WHAT IS BEING ASKED:
Rewrite the entries below unchanged except that "烟气" becomes "烟雾" everywhere it appears.

MATERIAL FOR THIS TASK:
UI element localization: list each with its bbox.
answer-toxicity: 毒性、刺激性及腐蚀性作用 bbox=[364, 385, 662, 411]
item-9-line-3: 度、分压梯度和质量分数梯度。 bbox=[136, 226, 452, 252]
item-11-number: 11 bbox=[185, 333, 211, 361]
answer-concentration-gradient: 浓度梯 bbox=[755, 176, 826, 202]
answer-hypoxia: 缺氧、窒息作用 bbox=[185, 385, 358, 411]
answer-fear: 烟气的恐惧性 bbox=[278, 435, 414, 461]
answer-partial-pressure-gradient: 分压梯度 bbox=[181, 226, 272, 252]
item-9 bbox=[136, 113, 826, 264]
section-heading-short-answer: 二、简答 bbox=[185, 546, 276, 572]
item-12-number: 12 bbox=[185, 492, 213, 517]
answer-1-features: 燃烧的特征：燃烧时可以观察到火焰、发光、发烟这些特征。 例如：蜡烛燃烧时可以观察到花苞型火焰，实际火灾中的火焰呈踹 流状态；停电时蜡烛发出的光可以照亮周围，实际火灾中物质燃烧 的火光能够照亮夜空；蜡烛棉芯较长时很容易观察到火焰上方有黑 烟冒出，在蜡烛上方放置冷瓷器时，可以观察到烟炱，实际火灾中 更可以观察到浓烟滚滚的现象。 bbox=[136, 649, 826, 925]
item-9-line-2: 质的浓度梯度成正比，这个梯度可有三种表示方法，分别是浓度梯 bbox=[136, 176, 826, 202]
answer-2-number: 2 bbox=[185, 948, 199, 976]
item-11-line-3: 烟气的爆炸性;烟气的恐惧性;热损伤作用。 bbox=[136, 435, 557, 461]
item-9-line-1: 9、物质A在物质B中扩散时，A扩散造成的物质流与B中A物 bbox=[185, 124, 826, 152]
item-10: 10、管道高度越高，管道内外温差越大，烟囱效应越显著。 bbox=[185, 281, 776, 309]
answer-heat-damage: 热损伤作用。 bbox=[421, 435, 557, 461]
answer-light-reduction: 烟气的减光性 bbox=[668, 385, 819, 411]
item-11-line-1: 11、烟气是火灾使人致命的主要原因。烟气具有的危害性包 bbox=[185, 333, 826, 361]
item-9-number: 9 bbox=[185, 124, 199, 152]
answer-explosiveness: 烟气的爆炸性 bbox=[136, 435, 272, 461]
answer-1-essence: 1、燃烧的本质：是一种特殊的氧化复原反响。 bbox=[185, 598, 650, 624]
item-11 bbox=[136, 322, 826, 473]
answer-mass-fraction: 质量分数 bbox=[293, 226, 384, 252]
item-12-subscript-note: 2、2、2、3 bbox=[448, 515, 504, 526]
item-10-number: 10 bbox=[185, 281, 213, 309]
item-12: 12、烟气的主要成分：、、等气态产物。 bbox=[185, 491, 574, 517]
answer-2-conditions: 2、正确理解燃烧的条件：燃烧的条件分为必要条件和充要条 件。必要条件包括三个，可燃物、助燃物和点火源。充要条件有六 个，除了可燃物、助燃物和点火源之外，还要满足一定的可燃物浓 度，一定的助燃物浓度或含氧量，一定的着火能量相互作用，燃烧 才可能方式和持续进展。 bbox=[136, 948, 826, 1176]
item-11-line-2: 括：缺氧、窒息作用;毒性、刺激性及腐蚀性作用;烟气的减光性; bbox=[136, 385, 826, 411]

ANSWER BELOW:
UI element localization: list each with its bbox.
answer-toxicity: 毒性、刺激性及腐蚀性作用 bbox=[364, 385, 662, 411]
item-9-line-3: 度、分压梯度和质量分数梯度。 bbox=[136, 226, 452, 252]
item-11-number: 11 bbox=[185, 333, 211, 361]
answer-concentration-gradient: 浓度梯 bbox=[755, 176, 826, 202]
answer-hypoxia: 缺氧、窒息作用 bbox=[185, 385, 358, 411]
answer-fear: 烟雾的恐惧性 bbox=[278, 435, 414, 461]
answer-partial-pressure-gradient: 分压梯度 bbox=[181, 226, 272, 252]
item-9 bbox=[136, 113, 826, 264]
section-heading-short-answer: 二、简答 bbox=[185, 546, 276, 572]
item-12-number: 12 bbox=[185, 492, 213, 517]
answer-1-features: 燃烧的特征：燃烧时可以观察到火焰、发光、发烟这些特征。 例如：蜡烛燃烧时可以观察到花苞型火焰，实际火灾中的火焰呈踹 流状态；停电时蜡烛发出的光可以照亮周围，实际火灾中物质燃烧 的火光能够照亮夜空；蜡烛棉芯较长时很容易观察到火焰上方有黑 烟冒出，在蜡烛上方放置冷瓷器时，可以观察到烟炱，实际火灾中 更可以观察到浓烟滚滚的现象。 bbox=[136, 649, 826, 925]
item-9-line-2: 质的浓度梯度成正比，这个梯度可有三种表示方法，分别是浓度梯 bbox=[136, 176, 826, 202]
answer-2-number: 2 bbox=[185, 948, 199, 976]
item-11-line-3: 烟雾的爆炸性;烟雾的恐惧性;热损伤作用。 bbox=[136, 435, 557, 461]
item-9-line-1: 9、物质A在物质B中扩散时，A扩散造成的物质流与B中A物 bbox=[185, 124, 826, 152]
item-10: 10、管道高度越高，管道内外温差越大，烟囱效应越显著。 bbox=[185, 281, 776, 309]
answer-heat-damage: 热损伤作用。 bbox=[421, 435, 557, 461]
answer-light-reduction: 烟雾的减光性 bbox=[668, 385, 819, 411]
item-11-line-1: 11、烟雾是火灾使人致命的主要原因。烟雾具有的危害性包 bbox=[185, 333, 826, 361]
item-9-number: 9 bbox=[185, 124, 199, 152]
answer-explosiveness: 烟雾的爆炸性 bbox=[136, 435, 272, 461]
answer-1-essence: 1、燃烧的本质：是一种特殊的氧化复原反响。 bbox=[185, 598, 650, 624]
item-11 bbox=[136, 322, 826, 473]
answer-mass-fraction: 质量分数 bbox=[293, 226, 384, 252]
item-12-subscript-note: 2、2、2、3 bbox=[448, 515, 504, 526]
item-10-number: 10 bbox=[185, 281, 213, 309]
item-12: 12、烟雾的主要成分：、、等气态产物。 bbox=[185, 491, 574, 517]
answer-2-conditions: 2、正确理解燃烧的条件：燃烧的条件分为必要条件和充要条 件。必要条件包括三个，可燃物、助燃物和点火源。充要条件有六 个，除了可燃物、助燃物和点火源之外，还要满足一定的可燃物浓 度，一定的助燃物浓度或含氧量，一定的着火能量相互作用，燃烧 才可能方式和持续进展。 bbox=[136, 948, 826, 1176]
item-11-line-2: 括：缺氧、窒息作用;毒性、刺激性及腐蚀性作用;烟雾的减光性; bbox=[136, 385, 826, 411]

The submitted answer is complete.